━━━ Records for this task ━━━

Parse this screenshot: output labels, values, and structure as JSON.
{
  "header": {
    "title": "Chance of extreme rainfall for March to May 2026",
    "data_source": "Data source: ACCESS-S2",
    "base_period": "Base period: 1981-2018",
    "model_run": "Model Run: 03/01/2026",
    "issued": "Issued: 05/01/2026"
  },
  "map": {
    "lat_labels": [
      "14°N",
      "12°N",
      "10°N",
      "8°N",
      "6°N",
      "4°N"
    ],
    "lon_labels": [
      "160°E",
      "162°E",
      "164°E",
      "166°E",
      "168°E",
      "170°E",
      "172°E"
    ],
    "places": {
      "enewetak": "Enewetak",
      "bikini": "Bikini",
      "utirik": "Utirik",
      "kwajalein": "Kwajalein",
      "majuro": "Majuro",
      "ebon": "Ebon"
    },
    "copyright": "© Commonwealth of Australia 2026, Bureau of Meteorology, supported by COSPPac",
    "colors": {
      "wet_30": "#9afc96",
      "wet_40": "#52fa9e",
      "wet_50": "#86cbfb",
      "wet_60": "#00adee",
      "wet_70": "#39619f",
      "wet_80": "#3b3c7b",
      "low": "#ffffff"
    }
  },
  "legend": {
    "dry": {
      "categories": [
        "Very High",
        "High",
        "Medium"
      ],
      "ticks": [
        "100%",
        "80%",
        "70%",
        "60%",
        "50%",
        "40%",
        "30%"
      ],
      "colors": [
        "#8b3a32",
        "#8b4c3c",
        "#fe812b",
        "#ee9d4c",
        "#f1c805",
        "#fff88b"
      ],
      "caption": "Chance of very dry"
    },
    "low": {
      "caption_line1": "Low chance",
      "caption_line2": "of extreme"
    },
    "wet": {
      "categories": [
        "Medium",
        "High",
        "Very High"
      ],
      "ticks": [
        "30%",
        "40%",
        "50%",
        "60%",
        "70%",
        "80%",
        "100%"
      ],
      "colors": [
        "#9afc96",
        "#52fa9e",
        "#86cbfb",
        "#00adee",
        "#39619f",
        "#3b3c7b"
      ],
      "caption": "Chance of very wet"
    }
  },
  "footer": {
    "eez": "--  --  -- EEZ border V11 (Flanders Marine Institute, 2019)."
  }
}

━━━

• _Work instructions_
Reproduce all of the data exactly as given.

• _The solution_
Parse this screenshot: output labels, values, and structure as JSON.
{
  "header": {
    "title": "Chance of extreme rainfall for March to May 2026",
    "data_source": "Data source: ACCESS-S2",
    "base_period": "Base period: 1981-2018",
    "model_run": "Model Run: 03/01/2026",
    "issued": "Issued: 05/01/2026"
  },
  "map": {
    "lat_labels": [
      "14°N",
      "12°N",
      "10°N",
      "8°N",
      "6°N",
      "4°N"
    ],
    "lon_labels": [
      "160°E",
      "162°E",
      "164°E",
      "166°E",
      "168°E",
      "170°E",
      "172°E"
    ],
    "places": {
      "enewetak": "Enewetak",
      "bikini": "Bikini",
      "utirik": "Utirik",
      "kwajalein": "Kwajalein",
      "majuro": "Majuro",
      "ebon": "Ebon"
    },
    "copyright": "© Commonwealth of Australia 2026, Bureau of Meteorology, supported by COSPPac",
    "colors": {
      "wet_30": "#9afc96",
      "wet_40": "#52fa9e",
      "wet_50": "#86cbfb",
      "wet_60": "#00adee",
      "wet_70": "#39619f",
      "wet_80": "#3b3c7b",
      "low": "#ffffff"
    }
  },
  "legend": {
    "dry": {
      "categories": [
        "Very High",
        "High",
        "Medium"
      ],
      "ticks": [
        "100%",
        "80%",
        "70%",
        "60%",
        "50%",
        "40%",
        "30%"
      ],
      "colors": [
        "#8b3a32",
        "#8b4c3c",
        "#fe812b",
        "#ee9d4c",
        "#f1c805",
        "#fff88b"
      ],
      "caption": "Chance of very dry"
    },
    "low": {
      "caption_line1": "Low chance",
      "caption_line2": "of extreme"
    },
    "wet": {
      "categories": [
        "Medium",
        "High",
        "Very High"
      ],
      "ticks": [
        "30%",
        "40%",
        "50%",
        "60%",
        "70%",
        "80%",
        "100%"
      ],
      "colors": [
        "#9afc96",
        "#52fa9e",
        "#86cbfb",
        "#00adee",
        "#39619f",
        "#3b3c7b"
      ],
      "caption": "Chance of very wet"
    }
  },
  "footer": {
    "eez": "--  --  -- EEZ border V11 (Flanders Marine Institute, 2019)."
  }
}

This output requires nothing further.